(Records from a dataset)
..........

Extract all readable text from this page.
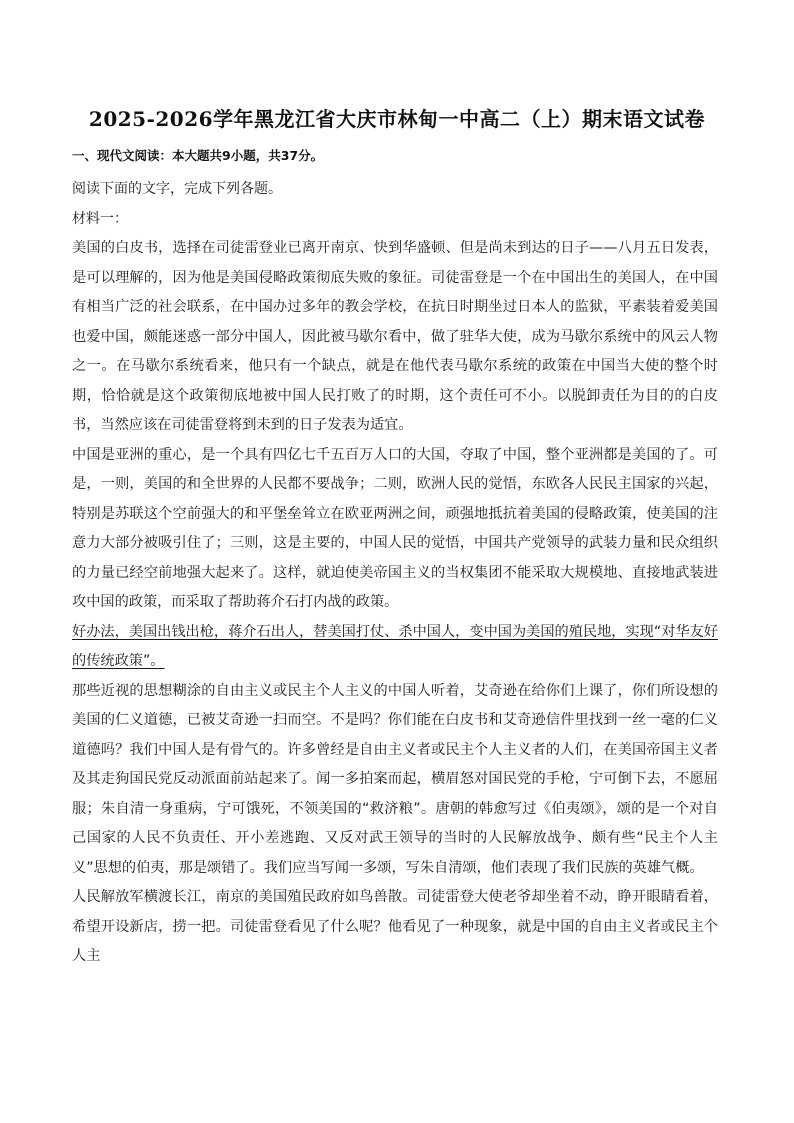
2025-2026学年黑龙江省大庆市林甸一中高二（上）期末语文试卷
一、现代文阅读：本大题共9小题，共37分。
阅读下面的文字，完成下列各题。
材料一：

美国的白皮书，选择在司徒雷登业已离开南京、快到华盛顿、但是尚未到达的日子——八月五日发表，是可以理解的，因为他是美国侵略政策彻底失败的象征。司徒雷登是一个在中国出生的美国人，在中国有相当广泛的社会联系，在中国办过多年的教会学校，在抗日时期坐过日本人的监狱，平素装着爱美国也爱中国，颇能迷惑一部分中国人，因此被马歇尔看中，做了驻华大使，成为马歇尔系统中的风云人物之一。在马歇尔系统看来，他只有一个缺点，就是在他代表马歇尔系统的政策在中国当大使的整个时期，恰恰就是这个政策彻底地被中国人民打败了的时期，这个责任可不小。以脱卸责任为目的的白皮书，当然应该在司徒雷登将到未到的日子发表为适宜。

中国是亚洲的重心，是一个具有四亿七千五百万人口的大国，夺取了中国，整个亚洲都是美国的了。可是，一则，美国的和全世界的人民都不要战争；二则，欧洲人民的觉悟，东欧各人民民主国家的兴起，特别是苏联这个空前强大的和平堡垒耸立在欧亚两洲之间，顽强地抵抗着美国的侵略政策，使美国的注意力大部分被吸引住了；三则，这是主要的，中国人民的觉悟，中国共产党领导的武装力量和民众组织的力量已经空前地强大起来了。这样，就迫使美帝国主义的当权集团不能采取大规模地、直接地武装进攻中国的政策，而采取了帮助蒋介石打内战的政策。

好办法，美国出钱出枪，蒋介石出人，替美国打仗、杀中国人，变中国为美国的殖民地，实现“对华友好的传统政策”。

那些近视的思想糊涂的自由主义或民主个人主义的中国人听着，艾奇逊在给你们上课了，你们所设想的美国的仁义道德，已被艾奇逊一扫而空。不是吗？你们能在白皮书和艾奇逊信件里找到一丝一毫的仁义道德吗？我们中国人是有骨气的。许多曾经是自由主义者或民主个人主义者的人们，在美国帝国主义者及其走狗国民党反动派面前站起来了。闻一多拍案而起，横眉怒对国民党的手枪，宁可倒下去，不愿屈服；朱自清一身重病，宁可饿死，不领美国的“救济粮”。唐朝的韩愈写过《伯夷颂》，颂的是一个对自己国家的人民不负责任、开小差逃跑、又反对武王领导的当时的人民解放战争、颇有些“民主个人主义”思想的伯夷，那是颂错了。我们应当写闻一多颂，写朱自清颂，他们表现了我们民族的英雄气概。

人民解放军横渡长江，南京的美国殖民政府如鸟兽散。司徒雷登大使老爷却坐着不动，睁开眼睛看着，希望开设新店，捞一把。司徒雷登看见了什么呢？他看见了一种现象，就是中国的自由主义者或民主个人主
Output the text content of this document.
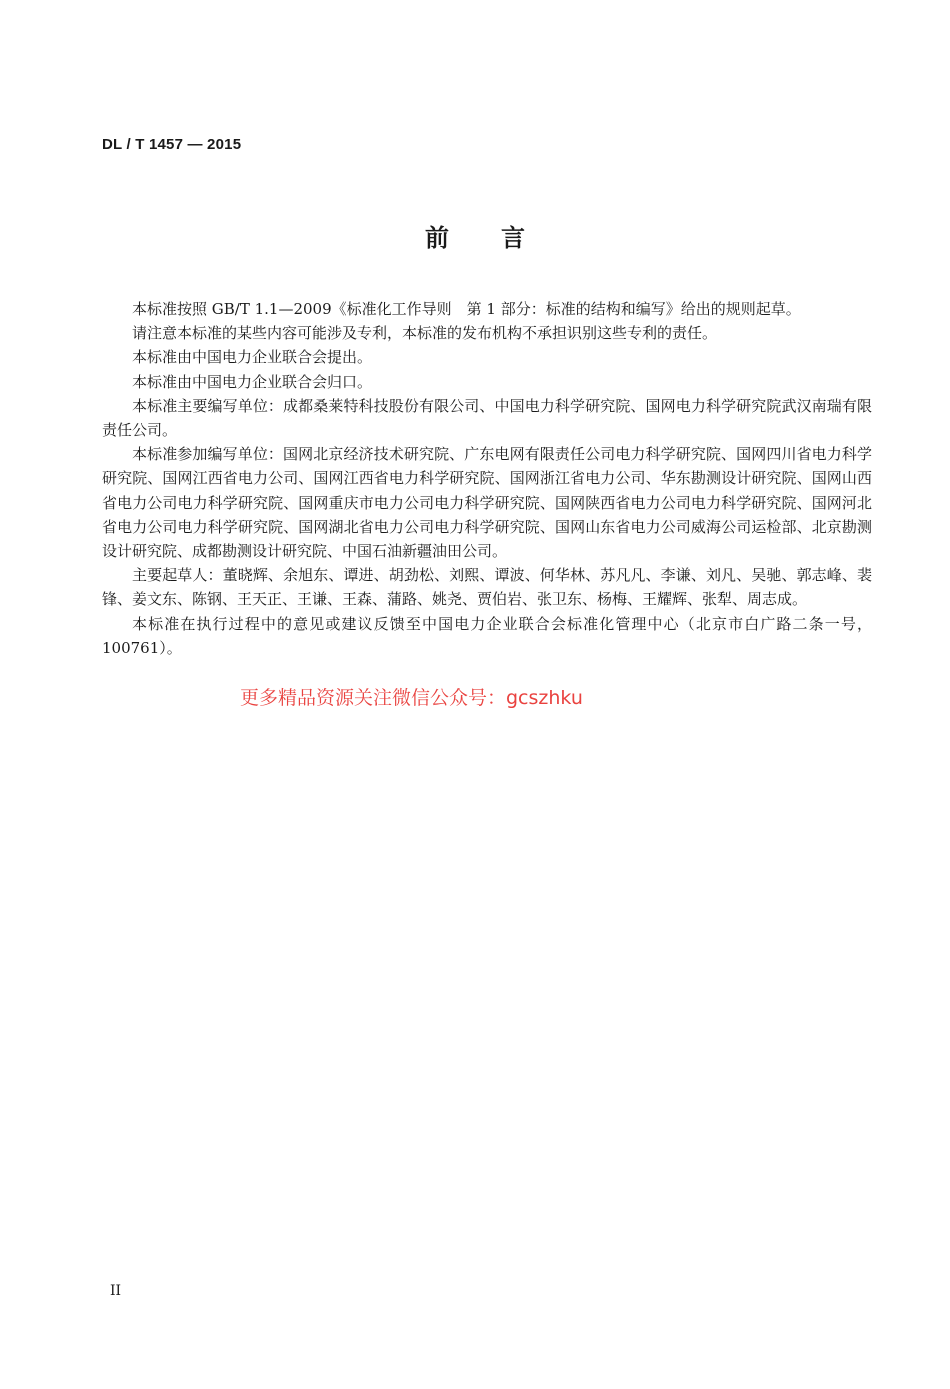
DL / T 1457 — 2015
前 言

本标准按照 GB/T 1.1—2009《标准化工作导则　第 1 部分：标准的结构和编写》给出的规则起草。

请注意本标准的某些内容可能涉及专利，本标准的发布机构不承担识别这些专利的责任。

本标准由中国电力企业联合会提出。

本标准由中国电力企业联合会归口。

本标准主要编写单位：成都桑莱特科技股份有限公司、中国电力科学研究院、国网电力科学研究院武汉南瑞有限责任公司。

本标准参加编写单位：国网北京经济技术研究院、广东电网有限责任公司电力科学研究院、国网四川省电力科学研究院、国网江西省电力公司、国网江西省电力科学研究院、国网浙江省电力公司、华东勘测设计研究院、国网山西省电力公司电力科学研究院、国网重庆市电力公司电力科学研究院、国网陕西省电力公司电力科学研究院、国网河北省电力公司电力科学研究院、国网湖北省电力公司电力科学研究院、国网山东省电力公司威海公司运检部、北京勘测设计研究院、成都勘测设计研究院、中国石油新疆油田公司。

主要起草人：董晓辉、余旭东、谭进、胡劲松、刘熙、谭波、何华林、苏凡凡、李谦、刘凡、吴驰、郭志峰、裴锋、姜文东、陈钢、王天正、王谦、王森、蒲路、姚尧、贾伯岩、张卫东、杨梅、王耀辉、张犁、周志成。

本标准在执行过程中的意见或建议反馈至中国电力企业联合会标准化管理中心（北京市白广路二条一号，100761）。

更多精品资源关注微信公众号：gcszhku
II
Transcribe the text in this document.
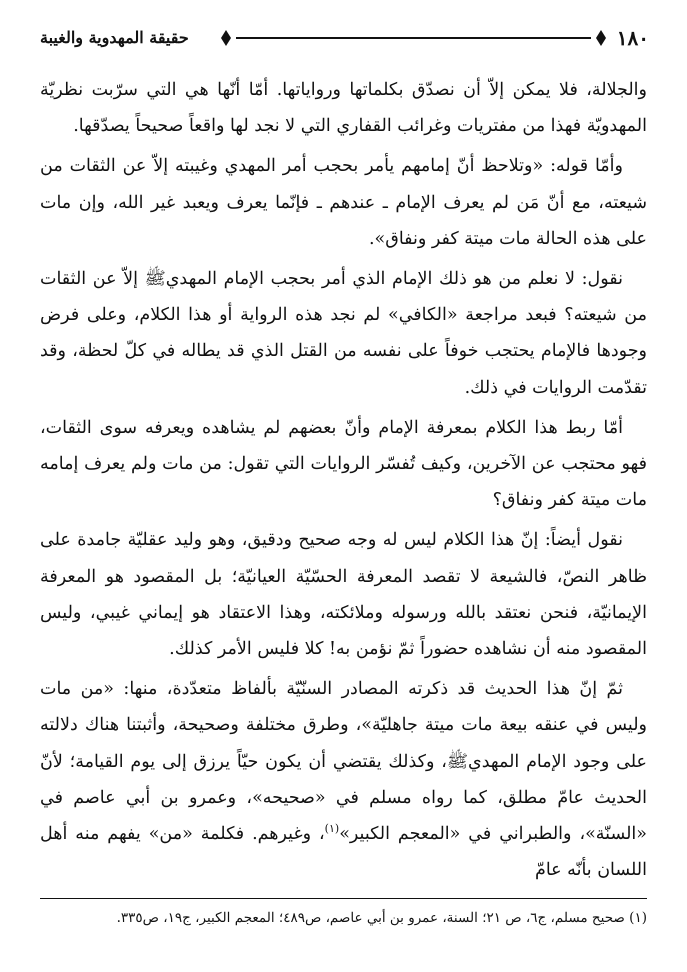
١٨٠
حقيقة المهدوية والغيبة

والجلالة، فلا يمكن إلاّ أن نصدّق بكلماتها ورواياتها. أمّا أنّها هي التي سرّبت نظريّة المهدويّة فهذا من مفتريات وغرائب القفاري التي لا نجد لها واقعاً صحيحاً يصدّقها.

وأمّا قوله: «وتلاحظ أنّ إمامهم يأمر بحجب أمر المهدي وغيبته إلاّ عن الثقات من شيعته، مع أنّ مَن لم يعرف الإمام ـ عندهم ـ فإنّما يعرف ويعبد غير الله، وإن مات على هذه الحالة مات ميتة كفر ونفاق».

نقول: لا نعلم من هو ذلك الإمام الذي أمر بحجب الإمام المهدي‏ﷺ إلاّ عن الثقات من شيعته؟ فبعد مراجعة «الكافي» لم نجد هذه الرواية أو هذا الكلام، وعلى فرض وجودها فالإمام يحتجب خوفاً على نفسه من القتل الذي قد يطاله في كلّ لحظة، وقد تقدّمت الروايات في ذلك.

أمّا ربط هذا الكلام بمعرفة الإمام وأنّ بعضهم لم يشاهده ويعرفه سوى الثقات، فهو محتجب عن الآخرين، وكيف تُفسّر الروايات التي تقول: من مات ولم يعرف إمامه مات ميتة كفر ونفاق؟

نقول أيضاً: إنّ هذا الكلام ليس له وجه صحيح ودقيق، وهو وليد عقليّة جامدة على ظاهر النصّ، فالشيعة لا تقصد المعرفة الحسّيّة العيانيّة؛ بل المقصود هو المعرفة الإيمانيّة، فنحن نعتقد بالله ورسوله وملائكته، وهذا الاعتقاد هو إيماني غيبي، وليس المقصود منه أن نشاهده حضوراً ثمّ نؤمن به! كلا فليس الأمر كذلك.

ثمّ إنّ هذا الحديث قد ذكرته المصادر السنّيّة بألفاظ متعدّدة، منها: «من مات وليس في عنقه بيعة مات ميتة جاهليّة»، وطرق مختلفة وصحيحة، وأثبتنا هناك دلالته على وجود الإمام المهدي‏ﷺ، وكذلك يقتضي أن يكون حيّاً يرزق إلى يوم القيامة؛ لأنّ الحديث عامّ مطلق، كما رواه مسلم في «صحيحه»، وعمرو بن أبي عاصم في «السنّة»، والطبراني في «المعجم الكبير»$^{(١)}$، وغيرهم. فكلمة «من» يفهم منه أهل اللسان بأنّه عامّ

(١) صحيح مسلم، ج٦، ص ٢١؛ السنة، عمرو بن أبي عاصم، ص٤٨٩؛ المعجم الكبير، ج١٩، ص٣٣٥.
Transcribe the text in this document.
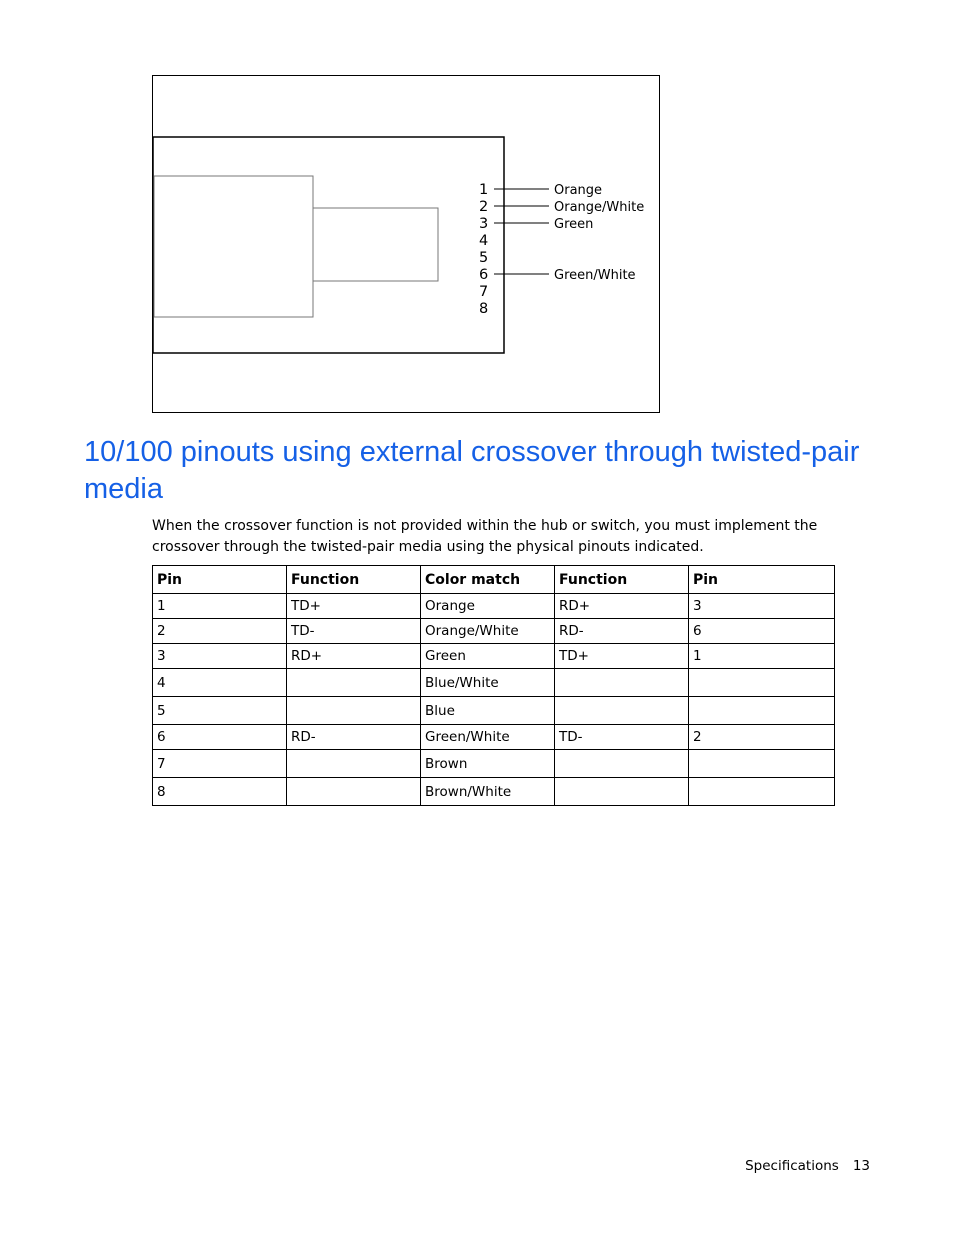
1
2
3
4
5
6
7
8
Orange
Orange/White
Green
Green/White
10/100 pinouts using external crossover through twisted-pair media

When the crossover function is not provided within the hub or switch, you must implement the crossover through the twisted-pair media using the physical pinouts indicated.

Pin	Function	Color match	Function	Pin
1	TD+	Orange	RD+	3
2	TD-	Orange/White	RD-	6
3	RD+	Green	TD+	1
4		Blue/White		
5		Blue		
6	RD-	Green/White	TD-	2
7		Brown		
8		Brown/White		
Specifications 13
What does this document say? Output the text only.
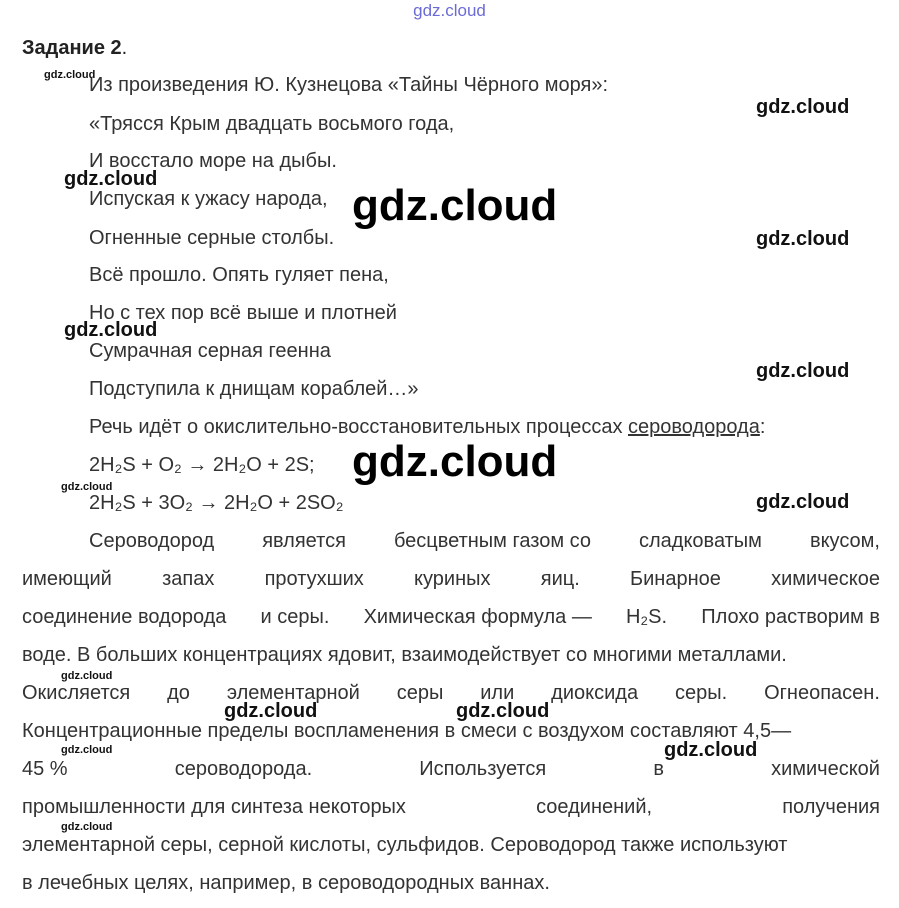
gdz.cloud
Задание 2.
Из произведения Ю. Кузнецова «Тайны Чёрного моря»:
«Трясся Крым двадцать восьмого года,
И восстало море на дыбы.
Испуская к ужасу народа,
Огненные серные столбы.
Всё прошло. Опять гуляет пена,
Но с тех пор всё выше и плотней
Сумрачная серная геенна
Подступила к днищам кораблей…»
Речь идёт о окислительно-восстановительных процессах сероводорода:
2H₂S + O₂ → 2H₂O + 2S;
2H₂S + 3O₂ → 2H₂O + 2SO₂
Сероводород является бесцветным газом со сладковатым вкусом,
имеющий	запах	протухших	куриных	яиц.	Бинарное	химическое
соединение водорода и серы. Химическая формула — H₂S. Плохо растворим в
воде. В больших концентрациях ядовит, взаимодействует со многими металлами.
Окисляется до элементарной серы или диоксида серы. Огнеопасен.
Концентрационные пределы воспламенения в смеси с воздухом составляют 4,5—
45 %	сероводорода.	Используется	в	химической
промышленности для синтеза некоторых	соединений,	получения
элементарной серы, серной кислоты, сульфидов. Сероводород также используют
в лечебных целях, например, в сероводородных ваннах.
gdz.cloud
gdz.cloud
gdz.cloud
gdz.cloud
gdz.cloud
gdz.cloud
gdz.cloud
gdz.cloud
gdz.cloud
gdz.cloud
gdz.cloud
gdz.cloud	gdz.cloud
gdz.cloud	gdz.cloud
gdz.cloud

..........

All lines in the data that contain the word "ونفاق" should be copied.

● **ANSWER IN FULL**
وأمّا قوله: «وتلاحظ أنّ إمامهم يأمر بحجب أمر المهدي وغيبته إلاّ عن الثقات من شيعته، مع أنّ مَن لم يعرف الإمام ـ عندهم ـ فإنّما يعرف ويعبد غير الله، وإن مات على هذه الحالة مات ميتة كفر ونفاق».
أمّا ربط هذا الكلام بمعرفة الإمام وأنّ بعضهم لم يشاهده ويعرفه سوى الثقات، فهو محتجب عن الآخرين، وكيف تُفسّر الروايات التي تقول: من مات ولم يعرف إمامه مات ميتة كفر ونفاق؟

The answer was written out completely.